═════ MATERIAL ═════

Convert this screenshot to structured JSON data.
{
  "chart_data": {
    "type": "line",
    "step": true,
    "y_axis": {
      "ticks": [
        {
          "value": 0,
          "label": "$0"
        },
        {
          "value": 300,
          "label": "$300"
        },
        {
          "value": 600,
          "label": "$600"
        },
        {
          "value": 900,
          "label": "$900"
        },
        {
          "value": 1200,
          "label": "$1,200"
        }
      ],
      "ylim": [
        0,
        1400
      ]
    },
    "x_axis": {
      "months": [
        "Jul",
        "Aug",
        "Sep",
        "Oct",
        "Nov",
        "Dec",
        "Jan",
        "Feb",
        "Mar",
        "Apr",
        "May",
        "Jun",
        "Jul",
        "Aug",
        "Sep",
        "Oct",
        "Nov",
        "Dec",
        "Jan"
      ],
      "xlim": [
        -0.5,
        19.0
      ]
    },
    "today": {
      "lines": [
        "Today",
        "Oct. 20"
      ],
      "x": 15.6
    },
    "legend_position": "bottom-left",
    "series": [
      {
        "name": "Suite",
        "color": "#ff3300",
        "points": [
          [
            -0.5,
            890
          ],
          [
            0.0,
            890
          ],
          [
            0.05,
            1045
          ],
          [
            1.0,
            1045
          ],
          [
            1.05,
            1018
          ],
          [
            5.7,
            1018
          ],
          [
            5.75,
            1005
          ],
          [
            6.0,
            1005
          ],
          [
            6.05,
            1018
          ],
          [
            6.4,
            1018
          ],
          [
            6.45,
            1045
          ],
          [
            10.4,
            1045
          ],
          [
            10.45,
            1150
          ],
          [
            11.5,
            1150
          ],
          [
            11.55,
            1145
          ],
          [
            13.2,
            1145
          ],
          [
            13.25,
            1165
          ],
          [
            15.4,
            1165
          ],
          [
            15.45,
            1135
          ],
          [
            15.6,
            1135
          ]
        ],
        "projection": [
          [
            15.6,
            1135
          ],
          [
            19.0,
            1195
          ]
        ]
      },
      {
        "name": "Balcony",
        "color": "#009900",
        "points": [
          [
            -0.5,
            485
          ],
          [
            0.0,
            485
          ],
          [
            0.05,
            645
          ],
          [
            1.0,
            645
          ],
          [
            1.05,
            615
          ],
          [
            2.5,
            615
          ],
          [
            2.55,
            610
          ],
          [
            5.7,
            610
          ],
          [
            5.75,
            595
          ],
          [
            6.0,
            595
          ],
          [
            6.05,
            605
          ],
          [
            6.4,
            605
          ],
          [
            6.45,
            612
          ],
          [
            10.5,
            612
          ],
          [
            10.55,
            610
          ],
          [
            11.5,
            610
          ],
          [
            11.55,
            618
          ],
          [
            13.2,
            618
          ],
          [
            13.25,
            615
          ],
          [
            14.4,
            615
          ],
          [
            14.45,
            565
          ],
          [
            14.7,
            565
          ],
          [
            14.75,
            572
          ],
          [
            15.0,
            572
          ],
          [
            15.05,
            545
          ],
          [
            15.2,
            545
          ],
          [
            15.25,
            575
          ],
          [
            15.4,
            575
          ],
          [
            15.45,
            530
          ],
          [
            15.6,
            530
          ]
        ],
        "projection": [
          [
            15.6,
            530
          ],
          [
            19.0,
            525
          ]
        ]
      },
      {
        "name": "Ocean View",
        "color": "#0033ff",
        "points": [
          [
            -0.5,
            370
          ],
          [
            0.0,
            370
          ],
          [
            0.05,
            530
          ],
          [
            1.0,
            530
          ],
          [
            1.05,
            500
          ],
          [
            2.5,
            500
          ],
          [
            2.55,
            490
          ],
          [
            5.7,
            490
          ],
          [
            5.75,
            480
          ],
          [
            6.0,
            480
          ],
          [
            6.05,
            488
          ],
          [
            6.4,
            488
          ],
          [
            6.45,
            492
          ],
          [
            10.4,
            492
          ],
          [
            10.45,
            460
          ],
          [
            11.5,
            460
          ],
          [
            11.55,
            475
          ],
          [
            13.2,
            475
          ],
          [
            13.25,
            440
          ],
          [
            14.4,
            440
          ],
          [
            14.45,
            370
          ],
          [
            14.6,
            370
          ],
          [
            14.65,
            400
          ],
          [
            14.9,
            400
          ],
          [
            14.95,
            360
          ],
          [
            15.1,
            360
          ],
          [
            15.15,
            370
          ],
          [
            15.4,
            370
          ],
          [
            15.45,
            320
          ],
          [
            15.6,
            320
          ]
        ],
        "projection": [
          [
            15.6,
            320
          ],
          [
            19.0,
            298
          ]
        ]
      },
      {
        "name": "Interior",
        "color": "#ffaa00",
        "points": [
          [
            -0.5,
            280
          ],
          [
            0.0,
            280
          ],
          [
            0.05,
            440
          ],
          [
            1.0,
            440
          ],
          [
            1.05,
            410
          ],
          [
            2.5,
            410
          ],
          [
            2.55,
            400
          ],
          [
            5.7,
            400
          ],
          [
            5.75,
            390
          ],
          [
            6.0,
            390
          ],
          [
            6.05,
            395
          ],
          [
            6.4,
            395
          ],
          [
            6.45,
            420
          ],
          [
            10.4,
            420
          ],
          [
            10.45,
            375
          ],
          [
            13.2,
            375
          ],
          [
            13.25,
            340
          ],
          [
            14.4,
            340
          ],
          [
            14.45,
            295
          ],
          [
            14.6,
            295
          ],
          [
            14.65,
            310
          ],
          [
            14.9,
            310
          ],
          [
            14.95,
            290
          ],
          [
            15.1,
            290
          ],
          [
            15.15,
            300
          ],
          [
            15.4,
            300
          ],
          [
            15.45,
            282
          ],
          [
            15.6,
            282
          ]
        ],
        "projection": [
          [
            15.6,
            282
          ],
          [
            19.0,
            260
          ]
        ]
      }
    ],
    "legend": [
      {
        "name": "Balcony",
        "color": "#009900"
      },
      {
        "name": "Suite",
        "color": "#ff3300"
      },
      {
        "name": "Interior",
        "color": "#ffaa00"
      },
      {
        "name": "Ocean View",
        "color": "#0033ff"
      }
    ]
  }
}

═════
═════ MATERIAL ═════

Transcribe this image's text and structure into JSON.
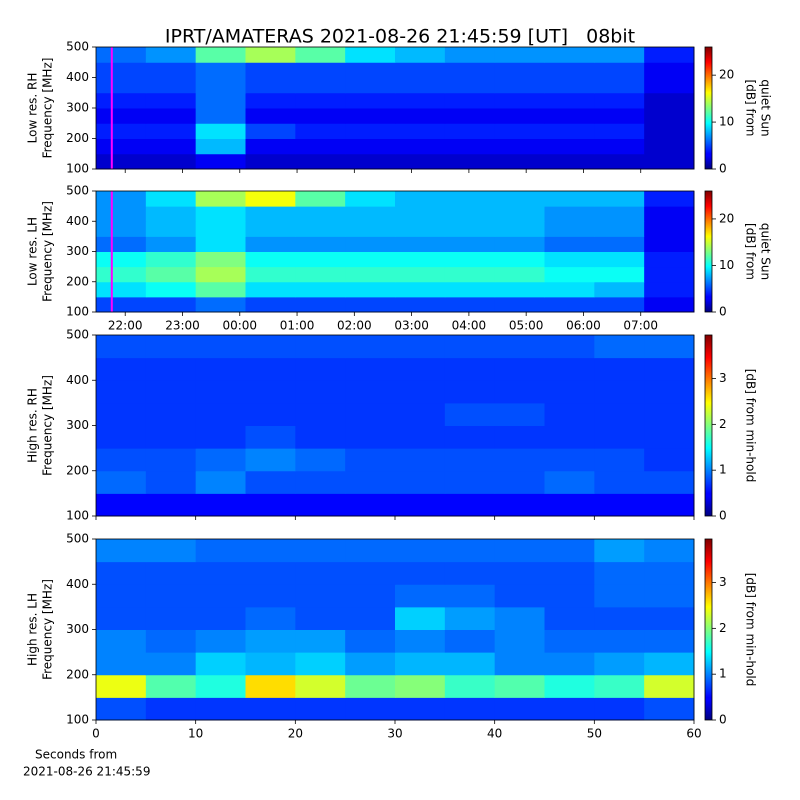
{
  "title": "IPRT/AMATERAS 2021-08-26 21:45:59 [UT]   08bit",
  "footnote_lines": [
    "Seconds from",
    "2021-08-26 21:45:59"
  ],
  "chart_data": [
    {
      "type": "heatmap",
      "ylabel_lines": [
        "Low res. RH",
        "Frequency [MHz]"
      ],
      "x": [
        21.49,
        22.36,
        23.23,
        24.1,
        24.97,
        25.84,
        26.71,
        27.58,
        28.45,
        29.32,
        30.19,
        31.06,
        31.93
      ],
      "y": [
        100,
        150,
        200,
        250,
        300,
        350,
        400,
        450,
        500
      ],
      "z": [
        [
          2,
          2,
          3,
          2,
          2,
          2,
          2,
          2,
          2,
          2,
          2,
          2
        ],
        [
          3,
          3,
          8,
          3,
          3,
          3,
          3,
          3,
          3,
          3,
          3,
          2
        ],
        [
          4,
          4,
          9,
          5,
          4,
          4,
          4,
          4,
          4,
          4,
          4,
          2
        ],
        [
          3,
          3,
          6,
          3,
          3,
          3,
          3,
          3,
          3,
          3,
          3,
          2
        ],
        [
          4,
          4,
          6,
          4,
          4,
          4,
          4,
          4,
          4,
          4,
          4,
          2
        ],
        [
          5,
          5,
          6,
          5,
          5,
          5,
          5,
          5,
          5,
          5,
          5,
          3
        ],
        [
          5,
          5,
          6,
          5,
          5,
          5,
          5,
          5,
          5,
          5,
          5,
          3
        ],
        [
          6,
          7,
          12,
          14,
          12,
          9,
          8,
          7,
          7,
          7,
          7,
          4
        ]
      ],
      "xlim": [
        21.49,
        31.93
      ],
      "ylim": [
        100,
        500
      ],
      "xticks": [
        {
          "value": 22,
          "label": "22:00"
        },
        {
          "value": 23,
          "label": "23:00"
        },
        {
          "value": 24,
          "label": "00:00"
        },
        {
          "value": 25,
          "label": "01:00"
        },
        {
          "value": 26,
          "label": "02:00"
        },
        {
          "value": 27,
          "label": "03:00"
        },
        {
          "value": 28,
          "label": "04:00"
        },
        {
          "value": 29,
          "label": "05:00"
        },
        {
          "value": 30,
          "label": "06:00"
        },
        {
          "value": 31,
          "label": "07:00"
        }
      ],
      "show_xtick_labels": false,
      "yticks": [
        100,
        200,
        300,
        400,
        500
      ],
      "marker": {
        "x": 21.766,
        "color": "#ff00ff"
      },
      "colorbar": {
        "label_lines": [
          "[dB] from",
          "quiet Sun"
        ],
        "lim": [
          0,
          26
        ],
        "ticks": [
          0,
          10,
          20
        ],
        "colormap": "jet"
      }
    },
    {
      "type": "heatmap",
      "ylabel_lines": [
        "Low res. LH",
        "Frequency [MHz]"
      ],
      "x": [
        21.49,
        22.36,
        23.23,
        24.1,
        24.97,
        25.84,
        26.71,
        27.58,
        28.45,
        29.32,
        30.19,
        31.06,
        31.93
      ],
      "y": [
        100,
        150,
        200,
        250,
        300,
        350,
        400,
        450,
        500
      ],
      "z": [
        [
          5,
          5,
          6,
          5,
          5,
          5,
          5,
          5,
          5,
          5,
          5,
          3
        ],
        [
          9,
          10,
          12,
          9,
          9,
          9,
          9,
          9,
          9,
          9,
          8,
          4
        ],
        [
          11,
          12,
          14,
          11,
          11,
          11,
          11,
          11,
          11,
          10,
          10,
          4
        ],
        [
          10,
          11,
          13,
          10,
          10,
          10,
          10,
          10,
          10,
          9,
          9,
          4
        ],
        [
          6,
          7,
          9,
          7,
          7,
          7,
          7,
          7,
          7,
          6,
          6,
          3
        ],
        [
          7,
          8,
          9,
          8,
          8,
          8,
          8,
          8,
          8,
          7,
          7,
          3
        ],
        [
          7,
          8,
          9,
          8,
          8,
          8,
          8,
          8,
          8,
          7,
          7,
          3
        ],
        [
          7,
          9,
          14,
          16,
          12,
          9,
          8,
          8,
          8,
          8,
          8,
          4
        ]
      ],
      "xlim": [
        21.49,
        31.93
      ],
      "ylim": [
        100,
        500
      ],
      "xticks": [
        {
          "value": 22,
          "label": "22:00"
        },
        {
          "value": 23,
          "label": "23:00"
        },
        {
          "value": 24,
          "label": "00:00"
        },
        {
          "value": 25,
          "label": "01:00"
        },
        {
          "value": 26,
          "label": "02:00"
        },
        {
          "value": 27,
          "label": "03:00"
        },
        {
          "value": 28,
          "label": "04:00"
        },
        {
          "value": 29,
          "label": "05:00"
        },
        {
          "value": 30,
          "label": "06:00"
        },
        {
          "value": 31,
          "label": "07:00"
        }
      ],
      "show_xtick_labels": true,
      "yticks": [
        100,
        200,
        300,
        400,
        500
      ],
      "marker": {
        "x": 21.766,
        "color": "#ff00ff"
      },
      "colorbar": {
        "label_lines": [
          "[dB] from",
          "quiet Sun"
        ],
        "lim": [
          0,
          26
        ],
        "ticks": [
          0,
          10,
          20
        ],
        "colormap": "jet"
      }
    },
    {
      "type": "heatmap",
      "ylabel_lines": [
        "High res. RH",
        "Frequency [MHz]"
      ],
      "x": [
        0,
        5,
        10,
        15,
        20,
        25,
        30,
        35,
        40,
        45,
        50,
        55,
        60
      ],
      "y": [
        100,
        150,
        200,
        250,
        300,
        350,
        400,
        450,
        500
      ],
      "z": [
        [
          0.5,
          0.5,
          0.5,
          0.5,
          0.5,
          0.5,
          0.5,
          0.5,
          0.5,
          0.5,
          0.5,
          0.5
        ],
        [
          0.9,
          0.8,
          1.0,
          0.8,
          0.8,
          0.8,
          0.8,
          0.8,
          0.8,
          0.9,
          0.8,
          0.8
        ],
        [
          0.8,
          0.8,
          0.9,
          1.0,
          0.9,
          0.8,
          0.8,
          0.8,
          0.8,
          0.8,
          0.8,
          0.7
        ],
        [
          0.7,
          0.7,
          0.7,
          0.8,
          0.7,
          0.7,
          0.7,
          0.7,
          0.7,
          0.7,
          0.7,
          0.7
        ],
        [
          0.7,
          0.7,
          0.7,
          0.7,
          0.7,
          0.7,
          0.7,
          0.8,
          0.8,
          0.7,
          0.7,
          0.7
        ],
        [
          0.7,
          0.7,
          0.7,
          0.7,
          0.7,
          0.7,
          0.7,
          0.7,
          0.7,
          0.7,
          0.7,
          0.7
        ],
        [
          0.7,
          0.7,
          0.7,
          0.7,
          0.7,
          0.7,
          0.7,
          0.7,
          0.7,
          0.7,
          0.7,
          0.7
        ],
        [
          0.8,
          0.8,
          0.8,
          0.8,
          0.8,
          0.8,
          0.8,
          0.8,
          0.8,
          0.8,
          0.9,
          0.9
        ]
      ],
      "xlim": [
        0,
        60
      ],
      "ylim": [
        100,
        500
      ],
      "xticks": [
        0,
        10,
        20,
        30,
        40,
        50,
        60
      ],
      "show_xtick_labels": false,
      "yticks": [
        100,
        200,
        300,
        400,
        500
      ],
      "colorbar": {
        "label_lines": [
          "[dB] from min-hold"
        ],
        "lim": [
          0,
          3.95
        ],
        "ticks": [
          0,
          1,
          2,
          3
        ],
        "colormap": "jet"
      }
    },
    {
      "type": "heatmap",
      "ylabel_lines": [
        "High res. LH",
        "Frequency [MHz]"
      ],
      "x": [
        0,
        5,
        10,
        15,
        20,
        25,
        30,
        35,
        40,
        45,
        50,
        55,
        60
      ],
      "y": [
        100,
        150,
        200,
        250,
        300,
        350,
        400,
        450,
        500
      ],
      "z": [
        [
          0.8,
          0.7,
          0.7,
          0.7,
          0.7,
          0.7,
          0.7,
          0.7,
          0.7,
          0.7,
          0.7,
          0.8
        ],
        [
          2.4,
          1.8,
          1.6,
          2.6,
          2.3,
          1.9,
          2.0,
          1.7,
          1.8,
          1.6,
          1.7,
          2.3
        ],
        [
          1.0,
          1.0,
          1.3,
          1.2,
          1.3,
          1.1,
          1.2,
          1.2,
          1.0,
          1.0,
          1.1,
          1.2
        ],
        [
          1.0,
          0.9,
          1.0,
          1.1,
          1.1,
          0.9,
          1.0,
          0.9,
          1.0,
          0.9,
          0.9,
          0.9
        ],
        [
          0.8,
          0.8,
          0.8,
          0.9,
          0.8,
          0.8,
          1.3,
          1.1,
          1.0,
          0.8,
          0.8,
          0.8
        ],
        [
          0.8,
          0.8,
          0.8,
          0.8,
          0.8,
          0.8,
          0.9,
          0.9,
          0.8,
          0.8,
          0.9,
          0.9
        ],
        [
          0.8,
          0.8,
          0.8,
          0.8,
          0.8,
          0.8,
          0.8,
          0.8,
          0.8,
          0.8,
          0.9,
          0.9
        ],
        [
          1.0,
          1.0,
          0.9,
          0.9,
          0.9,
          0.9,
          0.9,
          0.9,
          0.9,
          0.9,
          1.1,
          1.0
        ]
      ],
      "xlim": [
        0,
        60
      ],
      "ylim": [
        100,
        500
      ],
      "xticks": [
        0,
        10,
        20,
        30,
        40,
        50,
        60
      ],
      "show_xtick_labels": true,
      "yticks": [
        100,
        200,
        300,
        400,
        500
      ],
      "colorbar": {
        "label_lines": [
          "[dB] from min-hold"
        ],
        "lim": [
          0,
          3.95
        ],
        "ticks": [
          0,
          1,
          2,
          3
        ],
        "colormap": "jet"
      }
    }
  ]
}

═════

Search the entries for the word "this" and gather every line where it appears.

Convert this screenshot to structured JSON data.
Transcribe this image's text and structure into JSON.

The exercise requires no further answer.